Dataset records of page text
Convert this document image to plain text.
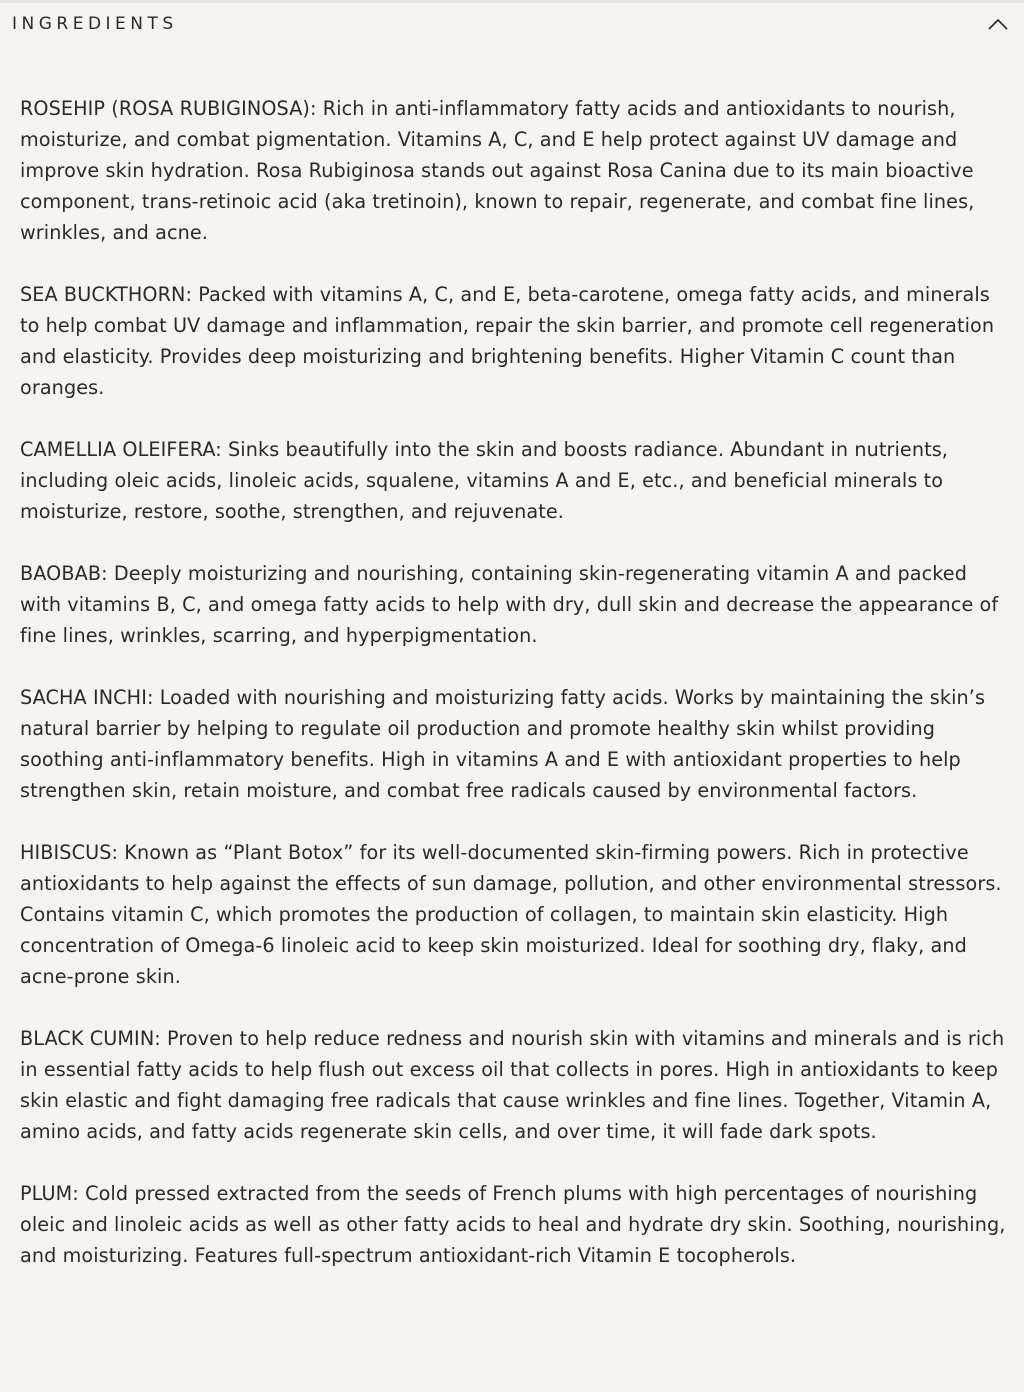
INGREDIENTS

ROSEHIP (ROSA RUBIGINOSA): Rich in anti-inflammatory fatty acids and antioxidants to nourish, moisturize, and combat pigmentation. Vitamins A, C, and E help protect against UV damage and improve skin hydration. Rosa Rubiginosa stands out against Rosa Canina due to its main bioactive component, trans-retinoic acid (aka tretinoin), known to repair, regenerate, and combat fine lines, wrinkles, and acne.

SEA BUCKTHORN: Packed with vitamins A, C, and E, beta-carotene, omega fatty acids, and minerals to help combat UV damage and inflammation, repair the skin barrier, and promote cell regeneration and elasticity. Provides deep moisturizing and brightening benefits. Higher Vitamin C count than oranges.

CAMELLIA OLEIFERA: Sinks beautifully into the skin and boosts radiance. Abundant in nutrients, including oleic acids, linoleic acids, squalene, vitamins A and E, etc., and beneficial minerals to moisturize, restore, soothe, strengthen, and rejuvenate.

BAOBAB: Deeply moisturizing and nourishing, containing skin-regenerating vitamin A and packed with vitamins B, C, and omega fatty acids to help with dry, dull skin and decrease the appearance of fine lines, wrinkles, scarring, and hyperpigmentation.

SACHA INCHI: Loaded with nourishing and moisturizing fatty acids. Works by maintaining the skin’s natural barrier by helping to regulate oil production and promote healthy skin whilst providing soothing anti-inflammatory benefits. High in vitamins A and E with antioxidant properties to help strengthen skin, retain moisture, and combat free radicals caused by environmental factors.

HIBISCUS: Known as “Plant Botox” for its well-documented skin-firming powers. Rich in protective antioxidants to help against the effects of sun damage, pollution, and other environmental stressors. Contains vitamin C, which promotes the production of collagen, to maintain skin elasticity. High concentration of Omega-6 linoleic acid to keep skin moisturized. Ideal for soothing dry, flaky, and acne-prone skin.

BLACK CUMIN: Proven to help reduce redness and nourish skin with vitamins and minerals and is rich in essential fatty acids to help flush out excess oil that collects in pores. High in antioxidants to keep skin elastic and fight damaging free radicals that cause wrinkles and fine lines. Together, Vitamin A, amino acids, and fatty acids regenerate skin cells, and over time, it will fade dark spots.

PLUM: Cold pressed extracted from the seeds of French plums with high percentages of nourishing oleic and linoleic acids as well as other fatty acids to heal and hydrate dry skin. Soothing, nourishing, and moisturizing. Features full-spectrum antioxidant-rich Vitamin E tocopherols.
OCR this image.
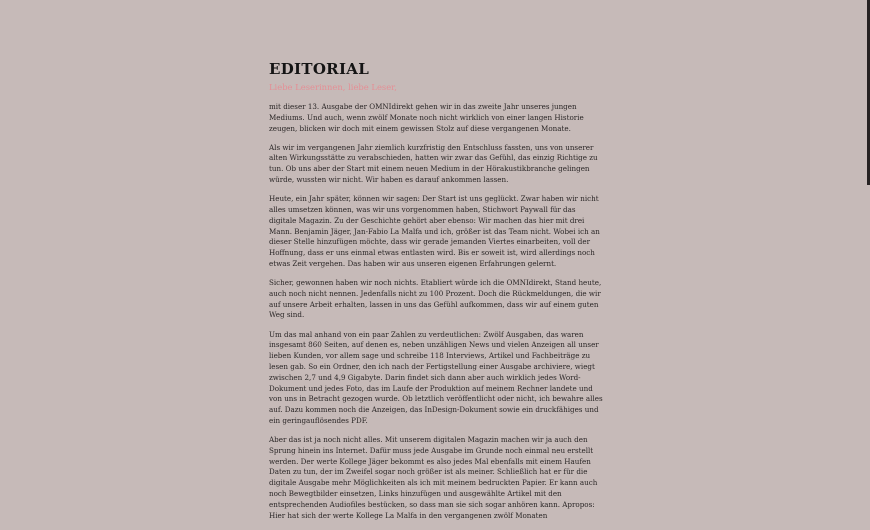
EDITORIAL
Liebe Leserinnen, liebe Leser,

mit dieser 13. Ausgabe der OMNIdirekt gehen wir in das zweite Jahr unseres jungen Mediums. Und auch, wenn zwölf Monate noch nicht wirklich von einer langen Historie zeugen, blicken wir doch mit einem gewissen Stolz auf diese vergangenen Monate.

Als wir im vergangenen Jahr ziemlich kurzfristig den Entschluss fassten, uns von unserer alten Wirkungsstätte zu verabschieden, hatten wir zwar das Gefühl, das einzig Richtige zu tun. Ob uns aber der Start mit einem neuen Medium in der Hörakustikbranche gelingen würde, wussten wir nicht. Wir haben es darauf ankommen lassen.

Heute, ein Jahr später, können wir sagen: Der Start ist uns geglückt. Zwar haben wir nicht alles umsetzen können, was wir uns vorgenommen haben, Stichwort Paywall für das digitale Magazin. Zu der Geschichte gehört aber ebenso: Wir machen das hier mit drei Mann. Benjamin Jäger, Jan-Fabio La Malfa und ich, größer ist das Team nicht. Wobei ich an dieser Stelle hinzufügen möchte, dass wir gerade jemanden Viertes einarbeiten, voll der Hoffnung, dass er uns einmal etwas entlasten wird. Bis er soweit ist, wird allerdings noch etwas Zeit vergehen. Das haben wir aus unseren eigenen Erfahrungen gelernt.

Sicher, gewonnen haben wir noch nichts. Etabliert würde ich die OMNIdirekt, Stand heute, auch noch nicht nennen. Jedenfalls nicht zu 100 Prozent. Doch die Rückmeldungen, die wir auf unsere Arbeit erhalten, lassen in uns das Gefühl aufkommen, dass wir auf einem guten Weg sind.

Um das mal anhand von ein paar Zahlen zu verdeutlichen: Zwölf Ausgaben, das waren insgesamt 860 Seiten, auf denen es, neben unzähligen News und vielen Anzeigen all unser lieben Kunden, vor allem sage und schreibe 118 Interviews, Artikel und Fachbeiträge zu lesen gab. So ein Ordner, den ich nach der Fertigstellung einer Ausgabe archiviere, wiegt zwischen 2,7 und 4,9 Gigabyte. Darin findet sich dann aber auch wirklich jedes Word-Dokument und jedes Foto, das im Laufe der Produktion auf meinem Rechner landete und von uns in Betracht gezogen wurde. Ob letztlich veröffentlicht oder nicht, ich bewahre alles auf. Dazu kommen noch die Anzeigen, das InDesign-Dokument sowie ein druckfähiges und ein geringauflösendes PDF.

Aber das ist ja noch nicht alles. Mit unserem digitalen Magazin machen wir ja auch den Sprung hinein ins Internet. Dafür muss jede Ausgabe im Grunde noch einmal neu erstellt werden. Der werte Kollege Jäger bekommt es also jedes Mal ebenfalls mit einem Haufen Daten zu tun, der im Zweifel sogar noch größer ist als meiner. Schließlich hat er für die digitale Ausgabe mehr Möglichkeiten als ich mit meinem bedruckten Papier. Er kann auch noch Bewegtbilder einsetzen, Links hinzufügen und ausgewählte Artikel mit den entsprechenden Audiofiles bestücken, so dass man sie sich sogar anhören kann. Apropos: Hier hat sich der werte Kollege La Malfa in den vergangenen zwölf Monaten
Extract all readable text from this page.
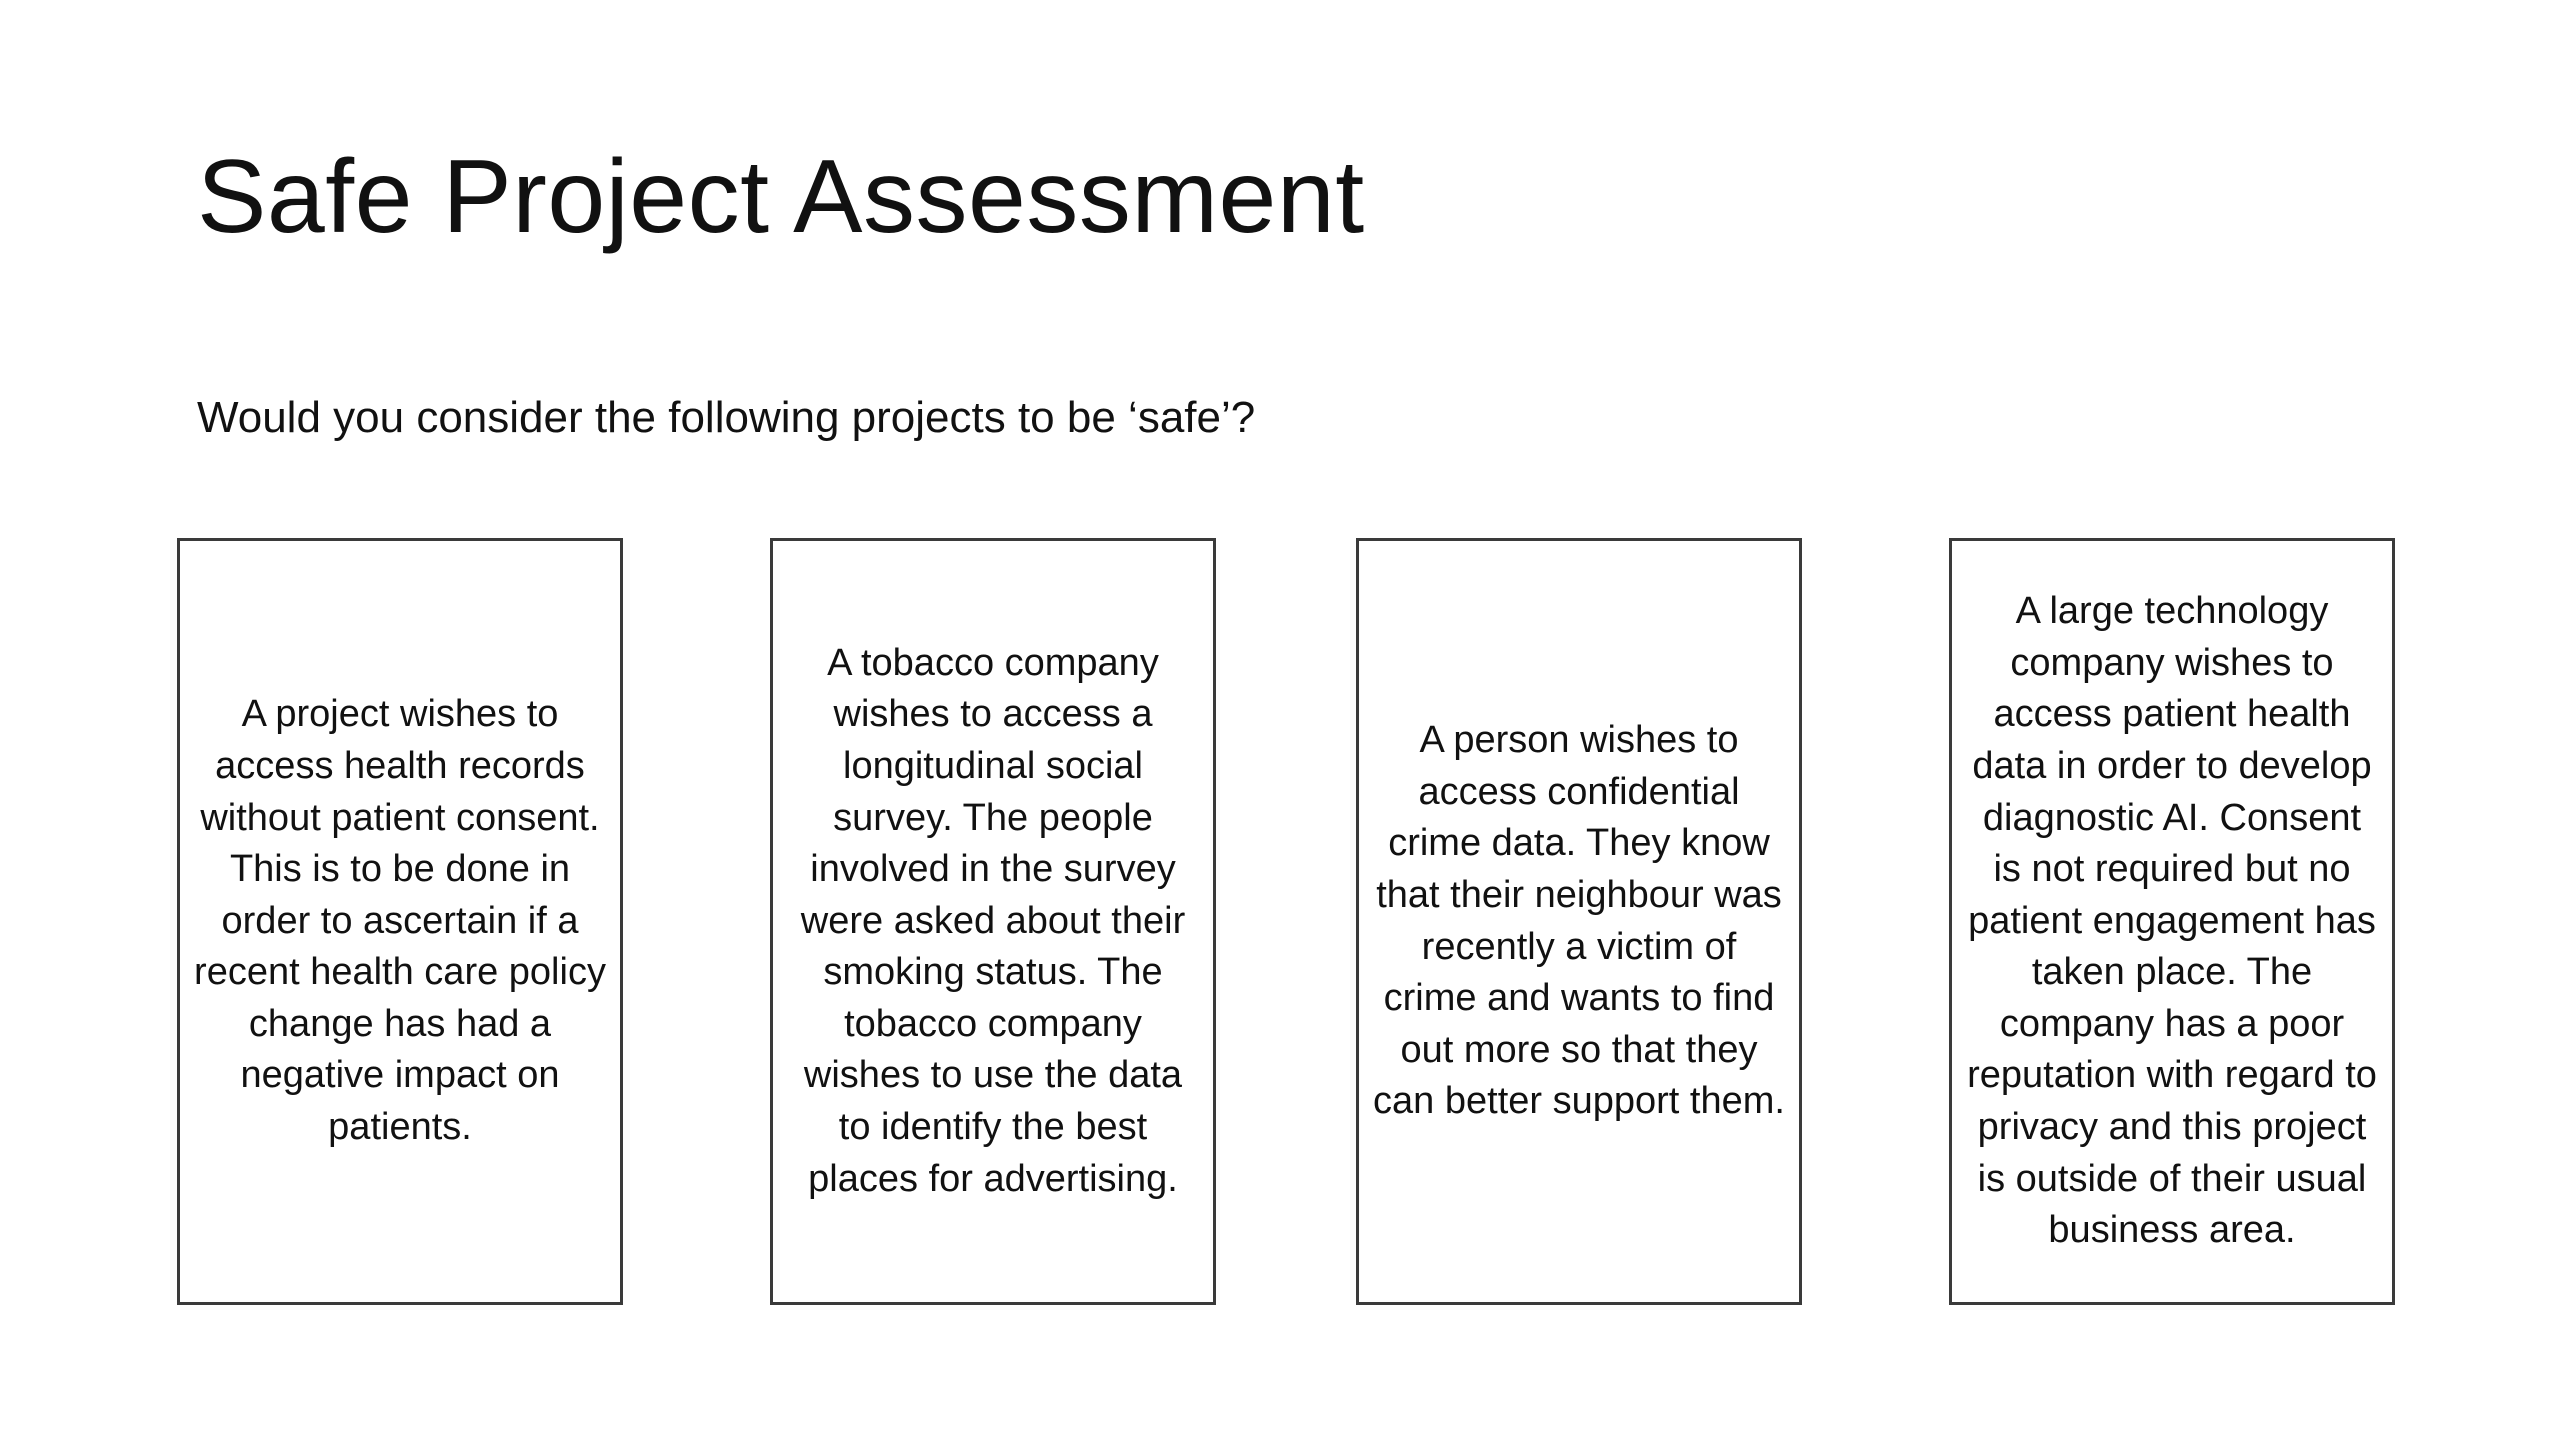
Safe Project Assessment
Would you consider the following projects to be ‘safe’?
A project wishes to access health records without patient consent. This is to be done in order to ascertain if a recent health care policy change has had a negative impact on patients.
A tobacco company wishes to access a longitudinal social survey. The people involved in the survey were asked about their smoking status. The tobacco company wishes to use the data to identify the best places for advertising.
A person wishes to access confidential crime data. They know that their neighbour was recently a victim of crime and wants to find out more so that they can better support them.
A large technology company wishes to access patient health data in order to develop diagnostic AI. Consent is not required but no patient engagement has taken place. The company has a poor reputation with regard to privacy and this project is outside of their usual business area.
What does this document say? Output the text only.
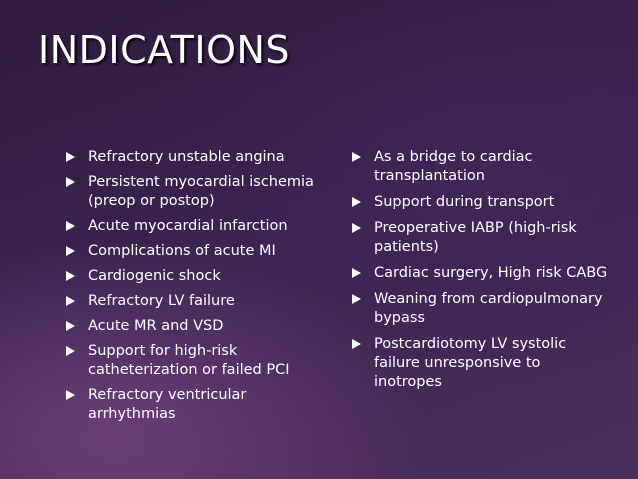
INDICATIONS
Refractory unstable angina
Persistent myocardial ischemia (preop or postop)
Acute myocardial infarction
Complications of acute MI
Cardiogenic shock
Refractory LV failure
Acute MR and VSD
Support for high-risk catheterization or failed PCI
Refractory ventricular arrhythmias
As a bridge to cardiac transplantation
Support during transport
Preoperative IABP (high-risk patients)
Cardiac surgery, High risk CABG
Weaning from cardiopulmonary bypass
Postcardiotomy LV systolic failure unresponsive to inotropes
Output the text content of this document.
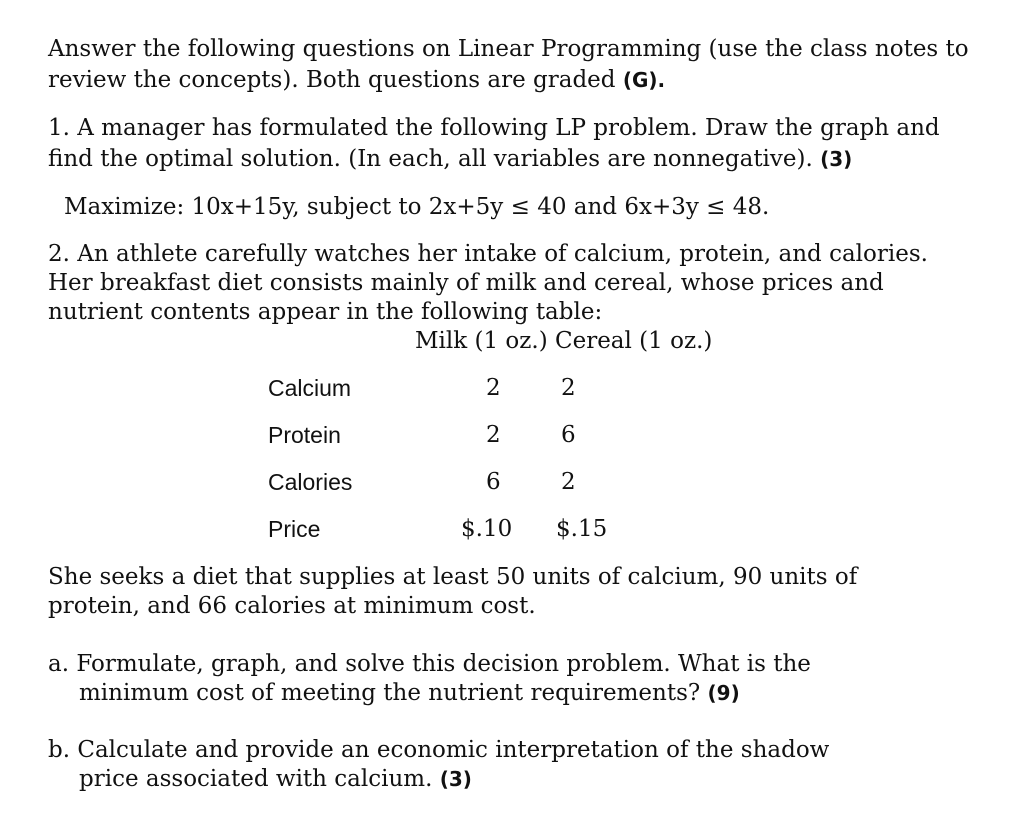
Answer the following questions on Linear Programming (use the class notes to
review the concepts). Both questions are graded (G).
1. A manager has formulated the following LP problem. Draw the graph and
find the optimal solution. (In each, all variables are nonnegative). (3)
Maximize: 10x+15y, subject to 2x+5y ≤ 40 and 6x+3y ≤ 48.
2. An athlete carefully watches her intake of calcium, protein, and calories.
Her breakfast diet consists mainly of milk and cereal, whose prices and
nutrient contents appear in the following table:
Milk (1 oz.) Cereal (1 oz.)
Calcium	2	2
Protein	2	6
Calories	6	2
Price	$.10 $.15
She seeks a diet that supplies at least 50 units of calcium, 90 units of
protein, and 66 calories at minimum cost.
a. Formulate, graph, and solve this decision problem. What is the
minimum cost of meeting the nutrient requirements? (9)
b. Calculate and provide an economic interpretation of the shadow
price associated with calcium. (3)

**Brief:** Look through the entries above and copy each line that has "lassen" in it.

**Written response:**
Als wir im vergangenen Jahr ziemlich kurzfristig den Entschluss fassten, uns von unserer alten Wirkungsstätte zu verabschieden, hatten wir zwar das Gefühl, das einzig Richtige zu tun. Ob uns aber der Start mit einem neuen Medium in der Hörakustikbranche gelingen würde, wussten wir nicht. Wir haben es darauf ankommen lassen.
Sicher, gewonnen haben wir noch nichts. Etabliert würde ich die OMNIdirekt, Stand heute, auch noch nicht nennen. Jedenfalls nicht zu 100 Prozent. Doch die Rückmeldungen, die wir auf unsere Arbeit erhalten, lassen in uns das Gefühl aufkommen, dass wir auf einem guten Weg sind.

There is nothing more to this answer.